>>>>>

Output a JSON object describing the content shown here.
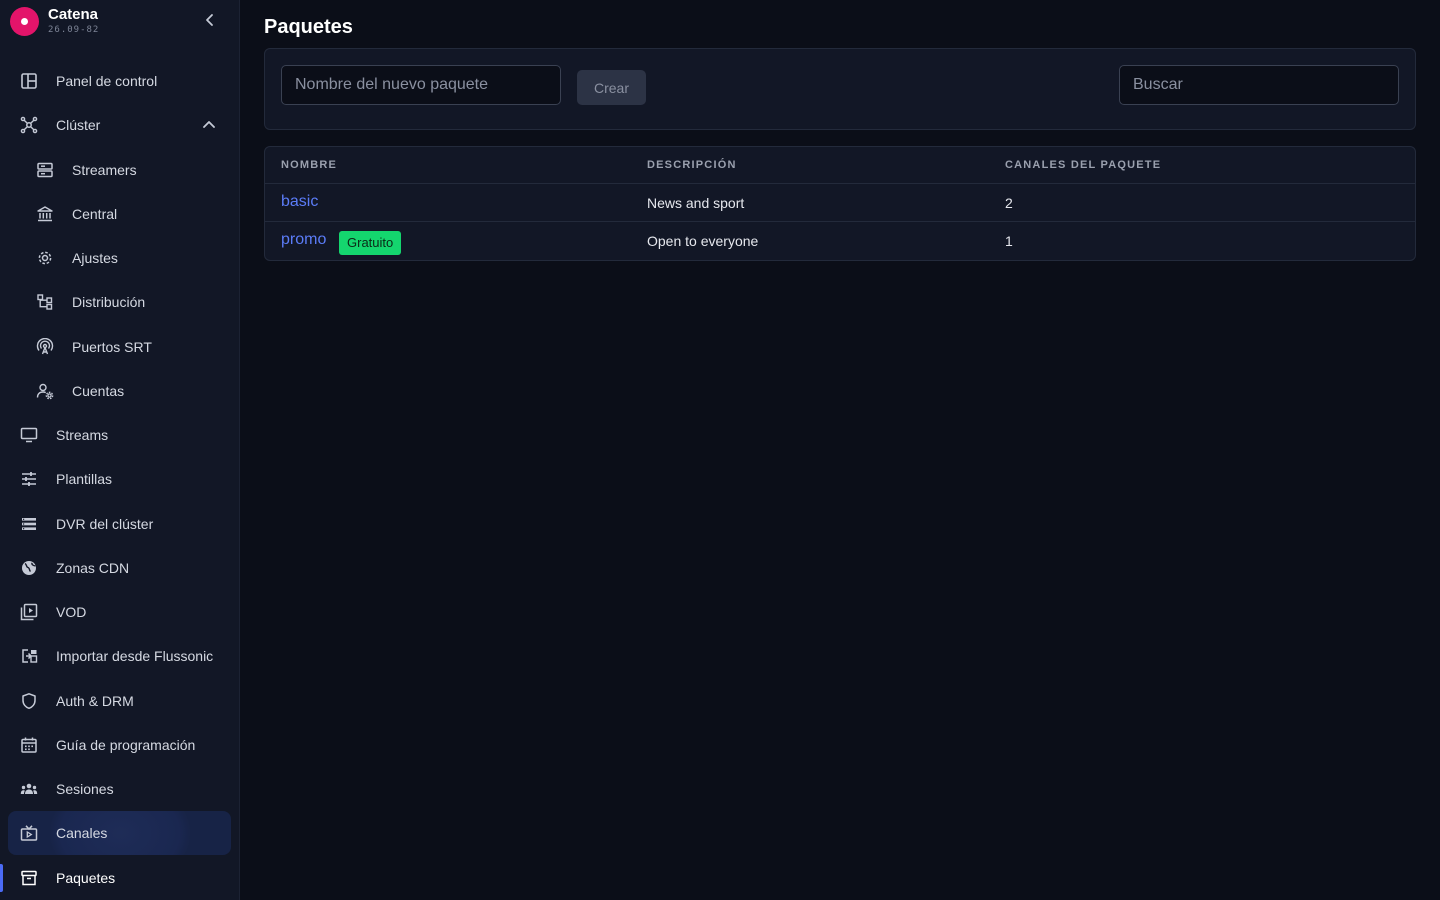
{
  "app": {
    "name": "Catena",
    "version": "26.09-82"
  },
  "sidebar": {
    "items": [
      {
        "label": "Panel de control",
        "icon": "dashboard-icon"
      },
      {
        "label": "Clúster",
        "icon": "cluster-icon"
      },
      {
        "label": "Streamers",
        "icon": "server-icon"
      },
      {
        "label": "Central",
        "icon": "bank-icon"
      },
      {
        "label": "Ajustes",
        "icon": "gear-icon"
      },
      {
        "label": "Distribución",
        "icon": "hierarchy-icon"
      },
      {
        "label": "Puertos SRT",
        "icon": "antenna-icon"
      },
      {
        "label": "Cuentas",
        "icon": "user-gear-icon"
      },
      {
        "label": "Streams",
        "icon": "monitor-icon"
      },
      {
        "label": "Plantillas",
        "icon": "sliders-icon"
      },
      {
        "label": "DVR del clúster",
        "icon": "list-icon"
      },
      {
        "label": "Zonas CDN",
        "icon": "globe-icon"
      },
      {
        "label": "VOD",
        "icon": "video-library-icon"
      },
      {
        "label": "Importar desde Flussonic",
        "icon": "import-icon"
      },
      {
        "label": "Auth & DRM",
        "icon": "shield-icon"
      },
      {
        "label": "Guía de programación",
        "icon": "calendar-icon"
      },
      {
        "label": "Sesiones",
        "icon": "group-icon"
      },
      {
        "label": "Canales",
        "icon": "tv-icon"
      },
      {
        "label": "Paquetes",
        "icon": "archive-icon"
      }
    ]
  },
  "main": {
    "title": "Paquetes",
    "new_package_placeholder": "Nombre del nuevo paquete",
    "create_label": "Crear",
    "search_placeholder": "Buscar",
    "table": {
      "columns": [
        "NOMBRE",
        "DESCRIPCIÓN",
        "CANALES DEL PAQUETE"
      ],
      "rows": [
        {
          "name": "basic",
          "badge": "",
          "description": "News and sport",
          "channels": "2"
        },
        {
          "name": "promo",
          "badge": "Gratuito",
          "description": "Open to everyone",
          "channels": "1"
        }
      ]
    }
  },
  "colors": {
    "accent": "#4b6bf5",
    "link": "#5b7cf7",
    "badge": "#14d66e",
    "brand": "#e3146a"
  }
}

<<<<<

**Given instruction**
Give every record back exactly as it reads, with no images.

**Expected answer**
Output a JSON object describing the content shown here.
{
  "app": {
    "name": "Catena",
    "version": "26.09-82"
  },
  "sidebar": {
    "items": [
      {
        "label": "Panel de control",
        "icon": "dashboard-icon"
      },
      {
        "label": "Clúster",
        "icon": "cluster-icon"
      },
      {
        "label": "Streamers",
        "icon": "server-icon"
      },
      {
        "label": "Central",
        "icon": "bank-icon"
      },
      {
        "label": "Ajustes",
        "icon": "gear-icon"
      },
      {
        "label": "Distribución",
        "icon": "hierarchy-icon"
      },
      {
        "label": "Puertos SRT",
        "icon": "antenna-icon"
      },
      {
        "label": "Cuentas",
        "icon": "user-gear-icon"
      },
      {
        "label": "Streams",
        "icon": "monitor-icon"
      },
      {
        "label": "Plantillas",
        "icon": "sliders-icon"
      },
      {
        "label": "DVR del clúster",
        "icon": "list-icon"
      },
      {
        "label": "Zonas CDN",
        "icon": "globe-icon"
      },
      {
        "label": "VOD",
        "icon": "video-library-icon"
      },
      {
        "label": "Importar desde Flussonic",
        "icon": "import-icon"
      },
      {
        "label": "Auth & DRM",
        "icon": "shield-icon"
      },
      {
        "label": "Guía de programación",
        "icon": "calendar-icon"
      },
      {
        "label": "Sesiones",
        "icon": "group-icon"
      },
      {
        "label": "Canales",
        "icon": "tv-icon"
      },
      {
        "label": "Paquetes",
        "icon": "archive-icon"
      }
    ]
  },
  "main": {
    "title": "Paquetes",
    "new_package_placeholder": "Nombre del nuevo paquete",
    "create_label": "Crear",
    "search_placeholder": "Buscar",
    "table": {
      "columns": [
        "NOMBRE",
        "DESCRIPCIÓN",
        "CANALES DEL PAQUETE"
      ],
      "rows": [
        {
          "name": "basic",
          "badge": "",
          "description": "News and sport",
          "channels": "2"
        },
        {
          "name": "promo",
          "badge": "Gratuito",
          "description": "Open to everyone",
          "channels": "1"
        }
      ]
    }
  },
  "colors": {
    "accent": "#4b6bf5",
    "link": "#5b7cf7",
    "badge": "#14d66e",
    "brand": "#e3146a"
  }
}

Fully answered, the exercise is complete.